→ Work to do
Work out how many lines contain "food". Reply with the count alone.
--
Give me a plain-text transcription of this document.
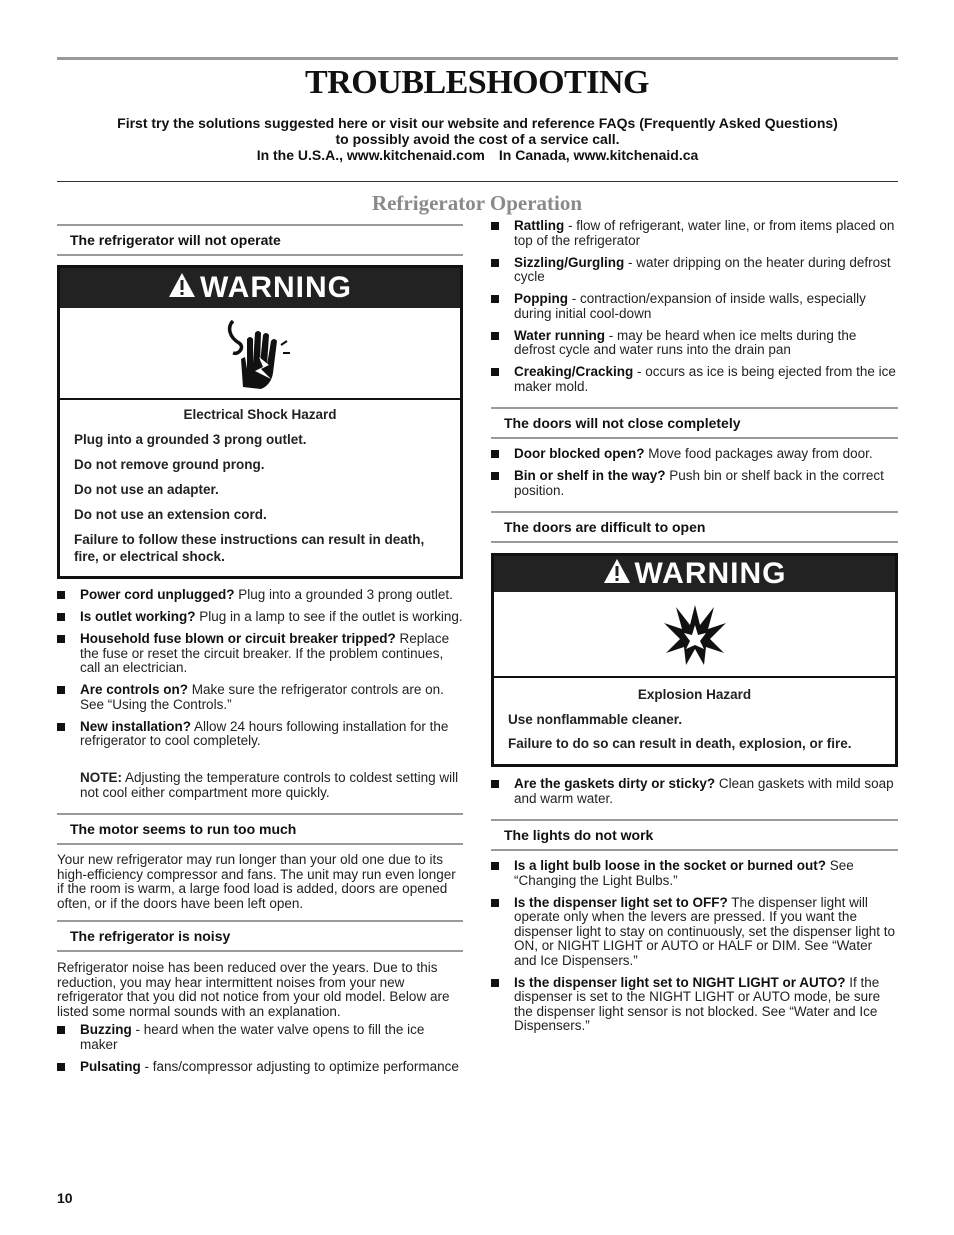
TROUBLESHOOTING
First try the solutions suggested here or visit our website and reference FAQs (Frequently Asked Questions)
to possibly avoid the cost of a service call.
In the U.S.A., www.kitchenaid.com In Canada, www.kitchenaid.ca
Refrigerator Operation
The refrigerator will not operate
WARNING

Electrical Shock Hazard

Plug into a grounded 3 prong outlet.

Do not remove ground prong.

Do not use an adapter.

Do not use an extension cord.

Failure to follow these instructions can result in death, fire, or electrical shock.

Power cord unplugged? Plug into a grounded 3 prong outlet.
Is outlet working? Plug in a lamp to see if the outlet is working.
Household fuse blown or circuit breaker tripped? Replace the fuse or reset the circuit breaker. If the problem continues, call an electrician.
Are controls on? Make sure the refrigerator controls are on. See “Using the Controls.”
New installation? Allow 24 hours following installation for the refrigerator to cool completely.
NOTE: Adjusting the temperature controls to coldest setting will not cool either compartment more quickly.
The motor seems to run too much
Your new refrigerator may run longer than your old one due to its high-efficiency compressor and fans. The unit may run even longer if the room is warm, a large food load is added, doors are opened often, or if the doors have been left open.
The refrigerator is noisy
Refrigerator noise has been reduced over the years. Due to this reduction, you may hear intermittent noises from your new refrigerator that you did not notice from your old model. Below are listed some normal sounds with an explanation.
Buzzing - heard when the water valve opens to fill the ice maker
Pulsating - fans/compressor adjusting to optimize performance
Rattling - flow of refrigerant, water line, or from items placed on top of the refrigerator
Sizzling/Gurgling - water dripping on the heater during defrost cycle
Popping - contraction/expansion of inside walls, especially during initial cool-down
Water running - may be heard when ice melts during the defrost cycle and water runs into the drain pan
Creaking/Cracking - occurs as ice is being ejected from the ice maker mold.
The doors will not close completely
Door blocked open? Move food packages away from door.
Bin or shelf in the way? Push bin or shelf back in the correct position.
The doors are difficult to open
WARNING

Explosion Hazard

Use nonflammable cleaner.

Failure to do so can result in death, explosion, or fire.

Are the gaskets dirty or sticky? Clean gaskets with mild soap and warm water.
The lights do not work
Is a light bulb loose in the socket or burned out? See “Changing the Light Bulbs.”
Is the dispenser light set to OFF? The dispenser light will operate only when the levers are pressed. If you want the dispenser light to stay on continuously, set the dispenser light to ON, or NIGHT LIGHT or AUTO or HALF or DIM. See “Water and Ice Dispensers.”
Is the dispenser light set to NIGHT LIGHT or AUTO? If the dispenser is set to the NIGHT LIGHT or AUTO mode, be sure the dispenser light sensor is not blocked. See “Water and Ice Dispensers.”
10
--
→ Response
2